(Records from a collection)

###

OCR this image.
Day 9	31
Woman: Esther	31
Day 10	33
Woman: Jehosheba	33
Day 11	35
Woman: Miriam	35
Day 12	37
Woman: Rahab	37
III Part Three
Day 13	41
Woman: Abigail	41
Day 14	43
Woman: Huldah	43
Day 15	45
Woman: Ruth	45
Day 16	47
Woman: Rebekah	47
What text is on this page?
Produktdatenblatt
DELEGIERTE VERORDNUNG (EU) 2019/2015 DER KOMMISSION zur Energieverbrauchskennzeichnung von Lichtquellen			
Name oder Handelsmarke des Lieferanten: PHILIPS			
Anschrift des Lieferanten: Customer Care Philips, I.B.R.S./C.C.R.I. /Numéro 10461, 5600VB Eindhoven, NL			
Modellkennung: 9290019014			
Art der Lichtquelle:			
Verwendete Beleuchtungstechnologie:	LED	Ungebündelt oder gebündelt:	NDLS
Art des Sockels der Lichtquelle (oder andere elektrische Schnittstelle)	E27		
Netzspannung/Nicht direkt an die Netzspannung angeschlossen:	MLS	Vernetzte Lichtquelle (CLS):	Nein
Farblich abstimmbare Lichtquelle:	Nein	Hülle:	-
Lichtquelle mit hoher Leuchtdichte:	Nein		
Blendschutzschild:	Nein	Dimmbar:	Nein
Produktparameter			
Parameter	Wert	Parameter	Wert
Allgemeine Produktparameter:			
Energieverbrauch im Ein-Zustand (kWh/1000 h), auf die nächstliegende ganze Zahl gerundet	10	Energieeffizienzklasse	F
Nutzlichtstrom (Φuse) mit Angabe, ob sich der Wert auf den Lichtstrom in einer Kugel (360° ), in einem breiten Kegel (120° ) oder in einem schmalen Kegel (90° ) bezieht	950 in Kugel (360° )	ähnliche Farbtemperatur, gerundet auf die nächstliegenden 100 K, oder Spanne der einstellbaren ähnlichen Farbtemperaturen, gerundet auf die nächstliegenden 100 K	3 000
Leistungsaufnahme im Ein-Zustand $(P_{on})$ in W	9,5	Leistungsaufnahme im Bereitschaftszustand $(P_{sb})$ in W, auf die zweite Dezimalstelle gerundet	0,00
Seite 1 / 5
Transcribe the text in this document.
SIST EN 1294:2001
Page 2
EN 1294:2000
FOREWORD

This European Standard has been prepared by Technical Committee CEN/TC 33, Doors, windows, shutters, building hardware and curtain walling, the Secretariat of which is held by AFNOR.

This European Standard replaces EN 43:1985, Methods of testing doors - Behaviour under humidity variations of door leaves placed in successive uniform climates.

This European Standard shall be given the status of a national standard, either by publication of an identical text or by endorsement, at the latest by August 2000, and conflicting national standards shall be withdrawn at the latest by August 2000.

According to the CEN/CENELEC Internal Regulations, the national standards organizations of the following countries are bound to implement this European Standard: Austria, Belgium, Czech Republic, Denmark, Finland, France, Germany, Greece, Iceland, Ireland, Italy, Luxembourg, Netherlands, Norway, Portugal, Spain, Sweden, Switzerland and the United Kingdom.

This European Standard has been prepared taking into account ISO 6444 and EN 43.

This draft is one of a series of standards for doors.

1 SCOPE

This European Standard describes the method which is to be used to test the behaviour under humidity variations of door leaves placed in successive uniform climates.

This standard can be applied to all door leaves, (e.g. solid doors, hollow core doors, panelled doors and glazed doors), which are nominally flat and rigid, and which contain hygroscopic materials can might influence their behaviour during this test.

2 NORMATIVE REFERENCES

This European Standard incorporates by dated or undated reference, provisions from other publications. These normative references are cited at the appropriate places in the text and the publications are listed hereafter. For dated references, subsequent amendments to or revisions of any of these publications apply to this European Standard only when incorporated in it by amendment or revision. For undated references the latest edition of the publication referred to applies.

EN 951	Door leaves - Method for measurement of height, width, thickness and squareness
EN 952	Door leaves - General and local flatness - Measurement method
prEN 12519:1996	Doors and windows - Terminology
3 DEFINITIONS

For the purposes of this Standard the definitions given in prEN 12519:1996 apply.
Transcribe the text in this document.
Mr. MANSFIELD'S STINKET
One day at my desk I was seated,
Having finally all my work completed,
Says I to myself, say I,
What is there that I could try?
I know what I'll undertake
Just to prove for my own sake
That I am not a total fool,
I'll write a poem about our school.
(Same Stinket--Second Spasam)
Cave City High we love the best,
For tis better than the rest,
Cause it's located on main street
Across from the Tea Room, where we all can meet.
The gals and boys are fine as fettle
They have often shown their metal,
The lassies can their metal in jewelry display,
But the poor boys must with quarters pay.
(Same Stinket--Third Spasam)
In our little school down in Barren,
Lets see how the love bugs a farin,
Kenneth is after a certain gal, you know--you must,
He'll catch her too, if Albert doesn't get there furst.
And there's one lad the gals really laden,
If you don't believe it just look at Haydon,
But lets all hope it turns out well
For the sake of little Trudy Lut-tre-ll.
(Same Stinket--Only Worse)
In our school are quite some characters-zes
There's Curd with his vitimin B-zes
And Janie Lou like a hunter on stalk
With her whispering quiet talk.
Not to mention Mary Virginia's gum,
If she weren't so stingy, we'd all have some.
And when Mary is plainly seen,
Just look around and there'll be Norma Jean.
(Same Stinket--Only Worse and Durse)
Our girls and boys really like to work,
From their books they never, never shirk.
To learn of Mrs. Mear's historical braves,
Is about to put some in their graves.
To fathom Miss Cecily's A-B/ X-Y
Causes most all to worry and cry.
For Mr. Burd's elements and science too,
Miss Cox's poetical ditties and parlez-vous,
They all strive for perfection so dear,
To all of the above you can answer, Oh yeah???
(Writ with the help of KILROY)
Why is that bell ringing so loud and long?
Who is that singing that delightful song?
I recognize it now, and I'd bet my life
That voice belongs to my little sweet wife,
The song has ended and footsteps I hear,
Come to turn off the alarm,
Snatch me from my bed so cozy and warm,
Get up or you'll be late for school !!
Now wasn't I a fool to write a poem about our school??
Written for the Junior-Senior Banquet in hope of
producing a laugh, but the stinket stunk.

###

Goal: Return each entry from above without altering a single character.

Result of this exercise:
OCR this image.
Day 9	31
Woman: Esther	31
Day 10	33
Woman: Jehosheba	33
Day 11	35
Woman: Miriam	35
Day 12	37
Woman: Rahab	37
III Part Three
Day 13	41
Woman: Abigail	41
Day 14	43
Woman: Huldah	43
Day 15	45
Woman: Ruth	45
Day 16	47
Woman: Rebekah	47
What text is on this page?
Produktdatenblatt
DELEGIERTE VERORDNUNG (EU) 2019/2015 DER KOMMISSION zur Energieverbrauchskennzeichnung von Lichtquellen			
Name oder Handelsmarke des Lieferanten: PHILIPS			
Anschrift des Lieferanten: Customer Care Philips, I.B.R.S./C.C.R.I. /Numéro 10461, 5600VB Eindhoven, NL			
Modellkennung: 9290019014			
Art der Lichtquelle:			
Verwendete Beleuchtungstechnologie:	LED	Ungebündelt oder gebündelt:	NDLS
Art des Sockels der Lichtquelle (oder andere elektrische Schnittstelle)	E27		
Netzspannung/Nicht direkt an die Netzspannung angeschlossen:	MLS	Vernetzte Lichtquelle (CLS):	Nein
Farblich abstimmbare Lichtquelle:	Nein	Hülle:	-
Lichtquelle mit hoher Leuchtdichte:	Nein		
Blendschutzschild:	Nein	Dimmbar:	Nein
Produktparameter			
Parameter	Wert	Parameter	Wert
Allgemeine Produktparameter:			
Energieverbrauch im Ein-Zustand (kWh/1000 h), auf die nächstliegende ganze Zahl gerundet	10	Energieeffizienzklasse	F
Nutzlichtstrom (Φuse) mit Angabe, ob sich der Wert auf den Lichtstrom in einer Kugel (360° ), in einem breiten Kegel (120° ) oder in einem schmalen Kegel (90° ) bezieht	950 in Kugel (360° )	ähnliche Farbtemperatur, gerundet auf die nächstliegenden 100 K, oder Spanne der einstellbaren ähnlichen Farbtemperaturen, gerundet auf die nächstliegenden 100 K	3 000
Leistungsaufnahme im Ein-Zustand $(P_{on})$ in W	9,5	Leistungsaufnahme im Bereitschaftszustand $(P_{sb})$ in W, auf die zweite Dezimalstelle gerundet	0,00
Seite 1 / 5
Transcribe the text in this document.
SIST EN 1294:2001
Page 2
EN 1294:2000
FOREWORD

This European Standard has been prepared by Technical Committee CEN/TC 33, Doors, windows, shutters, building hardware and curtain walling, the Secretariat of which is held by AFNOR.

This European Standard replaces EN 43:1985, Methods of testing doors - Behaviour under humidity variations of door leaves placed in successive uniform climates.

This European Standard shall be given the status of a national standard, either by publication of an identical text or by endorsement, at the latest by August 2000, and conflicting national standards shall be withdrawn at the latest by August 2000.

According to the CEN/CENELEC Internal Regulations, the national standards organizations of the following countries are bound to implement this European Standard: Austria, Belgium, Czech Republic, Denmark, Finland, France, Germany, Greece, Iceland, Ireland, Italy, Luxembourg, Netherlands, Norway, Portugal, Spain, Sweden, Switzerland and the United Kingdom.

This European Standard has been prepared taking into account ISO 6444 and EN 43.

This draft is one of a series of standards for doors.

1 SCOPE

This European Standard describes the method which is to be used to test the behaviour under humidity variations of door leaves placed in successive uniform climates.

This standard can be applied to all door leaves, (e.g. solid doors, hollow core doors, panelled doors and glazed doors), which are nominally flat and rigid, and which contain hygroscopic materials can might influence their behaviour during this test.

2 NORMATIVE REFERENCES

This European Standard incorporates by dated or undated reference, provisions from other publications. These normative references are cited at the appropriate places in the text and the publications are listed hereafter. For dated references, subsequent amendments to or revisions of any of these publications apply to this European Standard only when incorporated in it by amendment or revision. For undated references the latest edition of the publication referred to applies.

EN 951	Door leaves - Method for measurement of height, width, thickness and squareness
EN 952	Door leaves - General and local flatness - Measurement method
prEN 12519:1996	Doors and windows - Terminology
3 DEFINITIONS

For the purposes of this Standard the definitions given in prEN 12519:1996 apply.
Transcribe the text in this document.
Mr. MANSFIELD'S STINKET
One day at my desk I was seated,
Having finally all my work completed,
Says I to myself, say I,
What is there that I could try?
I know what I'll undertake
Just to prove for my own sake
That I am not a total fool,
I'll write a poem about our school.
(Same Stinket--Second Spasam)
Cave City High we love the best,
For tis better than the rest,
Cause it's located on main street
Across from the Tea Room, where we all can meet.
The gals and boys are fine as fettle
They have often shown their metal,
The lassies can their metal in jewelry display,
But the poor boys must with quarters pay.
(Same Stinket--Third Spasam)
In our little school down in Barren,
Lets see how the love bugs a farin,
Kenneth is after a certain gal, you know--you must,
He'll catch her too, if Albert doesn't get there furst.
And there's one lad the gals really laden,
If you don't believe it just look at Haydon,
But lets all hope it turns out well
For the sake of little Trudy Lut-tre-ll.
(Same Stinket--Only Worse)
In our school are quite some characters-zes
There's Curd with his vitimin B-zes
And Janie Lou like a hunter on stalk
With her whispering quiet talk.
Not to mention Mary Virginia's gum,
If she weren't so stingy, we'd all have some.
And when Mary is plainly seen,
Just look around and there'll be Norma Jean.
(Same Stinket--Only Worse and Durse)
Our girls and boys really like to work,
From their books they never, never shirk.
To learn of Mrs. Mear's historical braves,
Is about to put some in their graves.
To fathom Miss Cecily's A-B/ X-Y
Causes most all to worry and cry.
For Mr. Burd's elements and science too,
Miss Cox's poetical ditties and parlez-vous,
They all strive for perfection so dear,
To all of the above you can answer, Oh yeah???
(Writ with the help of KILROY)
Why is that bell ringing so loud and long?
Who is that singing that delightful song?
I recognize it now, and I'd bet my life
That voice belongs to my little sweet wife,
The song has ended and footsteps I hear,
Come to turn off the alarm,
Snatch me from my bed so cozy and warm,
Get up or you'll be late for school !!
Now wasn't I a fool to write a poem about our school??
Written for the Junior-Senior Banquet in hope of
producing a laugh, but the stinket stunk.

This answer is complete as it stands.